-- Begin Material provided --

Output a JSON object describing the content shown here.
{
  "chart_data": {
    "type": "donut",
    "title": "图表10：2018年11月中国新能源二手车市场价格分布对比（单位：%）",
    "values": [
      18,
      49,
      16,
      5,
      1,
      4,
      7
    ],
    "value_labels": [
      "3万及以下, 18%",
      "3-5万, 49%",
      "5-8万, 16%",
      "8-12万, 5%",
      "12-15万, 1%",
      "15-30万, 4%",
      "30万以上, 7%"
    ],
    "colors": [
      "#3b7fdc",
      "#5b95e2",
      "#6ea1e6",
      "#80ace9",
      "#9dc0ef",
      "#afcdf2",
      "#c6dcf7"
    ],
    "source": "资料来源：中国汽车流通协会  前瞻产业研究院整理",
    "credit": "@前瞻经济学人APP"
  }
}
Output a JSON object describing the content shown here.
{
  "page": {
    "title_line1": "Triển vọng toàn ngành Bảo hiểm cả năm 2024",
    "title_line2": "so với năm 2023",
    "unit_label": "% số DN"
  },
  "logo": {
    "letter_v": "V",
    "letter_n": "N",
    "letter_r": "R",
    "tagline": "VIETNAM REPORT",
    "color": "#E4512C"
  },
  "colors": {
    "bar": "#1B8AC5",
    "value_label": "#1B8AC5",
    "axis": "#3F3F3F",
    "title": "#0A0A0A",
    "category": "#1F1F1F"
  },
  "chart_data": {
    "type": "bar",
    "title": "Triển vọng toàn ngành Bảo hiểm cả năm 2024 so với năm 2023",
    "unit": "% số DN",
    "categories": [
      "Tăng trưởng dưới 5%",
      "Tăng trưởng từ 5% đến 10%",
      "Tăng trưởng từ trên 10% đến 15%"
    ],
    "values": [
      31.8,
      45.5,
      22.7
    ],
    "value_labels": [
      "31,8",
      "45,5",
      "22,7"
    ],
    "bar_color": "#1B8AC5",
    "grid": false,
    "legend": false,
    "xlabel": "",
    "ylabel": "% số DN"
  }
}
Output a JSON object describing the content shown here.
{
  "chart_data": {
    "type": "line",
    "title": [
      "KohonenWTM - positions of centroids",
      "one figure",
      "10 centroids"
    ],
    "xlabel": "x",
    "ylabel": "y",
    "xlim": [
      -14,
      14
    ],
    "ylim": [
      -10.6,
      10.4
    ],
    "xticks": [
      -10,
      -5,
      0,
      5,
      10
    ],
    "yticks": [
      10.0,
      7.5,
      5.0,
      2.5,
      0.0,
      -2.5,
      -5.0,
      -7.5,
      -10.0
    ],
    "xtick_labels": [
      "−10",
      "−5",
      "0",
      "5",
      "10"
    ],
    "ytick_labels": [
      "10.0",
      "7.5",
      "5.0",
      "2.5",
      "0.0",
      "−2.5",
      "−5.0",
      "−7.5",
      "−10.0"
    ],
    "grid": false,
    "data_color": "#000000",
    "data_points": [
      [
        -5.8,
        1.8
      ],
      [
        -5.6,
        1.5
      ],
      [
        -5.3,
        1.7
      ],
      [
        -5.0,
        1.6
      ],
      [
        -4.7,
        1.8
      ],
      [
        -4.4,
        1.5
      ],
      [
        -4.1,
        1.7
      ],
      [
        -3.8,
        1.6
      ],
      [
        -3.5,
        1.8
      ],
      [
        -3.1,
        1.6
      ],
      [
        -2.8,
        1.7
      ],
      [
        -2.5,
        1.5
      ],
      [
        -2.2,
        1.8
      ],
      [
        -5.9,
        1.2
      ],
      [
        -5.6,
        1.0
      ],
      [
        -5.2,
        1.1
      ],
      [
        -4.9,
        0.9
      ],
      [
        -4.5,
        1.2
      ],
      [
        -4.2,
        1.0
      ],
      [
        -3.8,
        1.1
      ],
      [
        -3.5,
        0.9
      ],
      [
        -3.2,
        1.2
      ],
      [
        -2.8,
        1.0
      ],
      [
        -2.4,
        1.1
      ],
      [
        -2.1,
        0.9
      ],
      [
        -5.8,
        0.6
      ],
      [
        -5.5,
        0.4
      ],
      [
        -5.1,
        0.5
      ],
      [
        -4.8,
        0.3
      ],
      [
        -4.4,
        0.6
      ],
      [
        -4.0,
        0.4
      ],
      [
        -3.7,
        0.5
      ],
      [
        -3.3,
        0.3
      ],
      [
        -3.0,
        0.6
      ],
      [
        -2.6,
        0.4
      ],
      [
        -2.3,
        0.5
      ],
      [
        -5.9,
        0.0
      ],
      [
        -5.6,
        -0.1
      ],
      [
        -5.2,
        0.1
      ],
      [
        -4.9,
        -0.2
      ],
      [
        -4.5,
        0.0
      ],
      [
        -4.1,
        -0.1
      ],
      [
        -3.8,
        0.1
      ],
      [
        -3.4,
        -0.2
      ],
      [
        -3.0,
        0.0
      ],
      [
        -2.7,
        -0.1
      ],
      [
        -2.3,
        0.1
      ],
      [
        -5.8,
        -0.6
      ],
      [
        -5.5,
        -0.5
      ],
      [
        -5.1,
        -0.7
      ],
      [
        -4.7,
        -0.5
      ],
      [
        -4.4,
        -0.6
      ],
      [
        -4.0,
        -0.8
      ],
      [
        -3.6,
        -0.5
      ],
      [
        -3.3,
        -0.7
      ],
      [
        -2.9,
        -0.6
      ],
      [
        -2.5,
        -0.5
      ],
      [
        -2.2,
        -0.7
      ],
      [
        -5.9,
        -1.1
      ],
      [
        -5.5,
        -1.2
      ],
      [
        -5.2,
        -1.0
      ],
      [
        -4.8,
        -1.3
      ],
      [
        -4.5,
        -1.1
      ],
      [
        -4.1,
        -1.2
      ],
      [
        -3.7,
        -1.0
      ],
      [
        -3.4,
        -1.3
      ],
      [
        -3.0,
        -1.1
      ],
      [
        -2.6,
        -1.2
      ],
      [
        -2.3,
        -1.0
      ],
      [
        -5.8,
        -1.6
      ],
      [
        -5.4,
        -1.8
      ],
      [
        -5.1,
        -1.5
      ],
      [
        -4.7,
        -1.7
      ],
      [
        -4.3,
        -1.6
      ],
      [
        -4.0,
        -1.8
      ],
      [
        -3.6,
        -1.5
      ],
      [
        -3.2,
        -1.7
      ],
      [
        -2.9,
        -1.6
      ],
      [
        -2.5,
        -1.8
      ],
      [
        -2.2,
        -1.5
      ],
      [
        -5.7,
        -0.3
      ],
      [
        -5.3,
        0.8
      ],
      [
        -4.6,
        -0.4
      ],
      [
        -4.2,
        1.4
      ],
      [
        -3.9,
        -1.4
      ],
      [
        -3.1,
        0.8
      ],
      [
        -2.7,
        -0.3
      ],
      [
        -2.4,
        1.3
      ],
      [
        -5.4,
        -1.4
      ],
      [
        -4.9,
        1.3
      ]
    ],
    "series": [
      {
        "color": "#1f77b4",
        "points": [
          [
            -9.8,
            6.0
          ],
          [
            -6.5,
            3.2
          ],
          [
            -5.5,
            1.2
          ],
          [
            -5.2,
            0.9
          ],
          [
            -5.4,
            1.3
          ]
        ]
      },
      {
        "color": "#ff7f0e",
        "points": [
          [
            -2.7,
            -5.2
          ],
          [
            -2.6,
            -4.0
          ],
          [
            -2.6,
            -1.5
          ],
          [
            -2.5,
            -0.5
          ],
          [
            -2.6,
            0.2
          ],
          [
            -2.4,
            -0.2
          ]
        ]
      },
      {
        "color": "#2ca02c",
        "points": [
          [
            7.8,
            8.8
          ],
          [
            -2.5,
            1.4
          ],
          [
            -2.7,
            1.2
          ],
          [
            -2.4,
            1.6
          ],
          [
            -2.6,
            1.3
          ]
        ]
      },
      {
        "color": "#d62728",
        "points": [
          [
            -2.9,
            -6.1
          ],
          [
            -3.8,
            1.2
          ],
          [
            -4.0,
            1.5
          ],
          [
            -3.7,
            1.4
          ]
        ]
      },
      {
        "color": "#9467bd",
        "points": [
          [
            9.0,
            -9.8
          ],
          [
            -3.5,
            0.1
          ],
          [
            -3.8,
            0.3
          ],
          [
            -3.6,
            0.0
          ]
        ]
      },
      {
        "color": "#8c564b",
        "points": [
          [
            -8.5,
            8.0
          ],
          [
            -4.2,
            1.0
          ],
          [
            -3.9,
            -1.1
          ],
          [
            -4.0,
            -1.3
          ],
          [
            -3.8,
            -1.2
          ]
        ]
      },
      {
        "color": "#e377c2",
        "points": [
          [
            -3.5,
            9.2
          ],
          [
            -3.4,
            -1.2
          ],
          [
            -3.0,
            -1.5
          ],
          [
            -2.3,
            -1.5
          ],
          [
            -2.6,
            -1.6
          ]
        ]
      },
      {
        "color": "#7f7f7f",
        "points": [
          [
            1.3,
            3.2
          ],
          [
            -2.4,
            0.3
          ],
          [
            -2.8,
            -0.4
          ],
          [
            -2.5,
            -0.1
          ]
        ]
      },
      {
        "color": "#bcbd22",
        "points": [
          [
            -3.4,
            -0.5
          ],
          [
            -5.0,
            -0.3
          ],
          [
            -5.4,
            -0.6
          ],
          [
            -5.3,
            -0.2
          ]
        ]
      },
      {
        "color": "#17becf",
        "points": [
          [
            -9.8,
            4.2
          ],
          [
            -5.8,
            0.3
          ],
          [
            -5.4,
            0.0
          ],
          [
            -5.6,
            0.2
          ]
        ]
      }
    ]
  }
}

-- End Material provided --

Make a copy of each line that contains the string "ngành".

- **Result**
    "title_line1": "Triển vọng toàn ngành Bảo hiểm cả năm 2024",
    "title": "Triển vọng toàn ngành Bảo hiểm cả năm 2024 so với năm 2023",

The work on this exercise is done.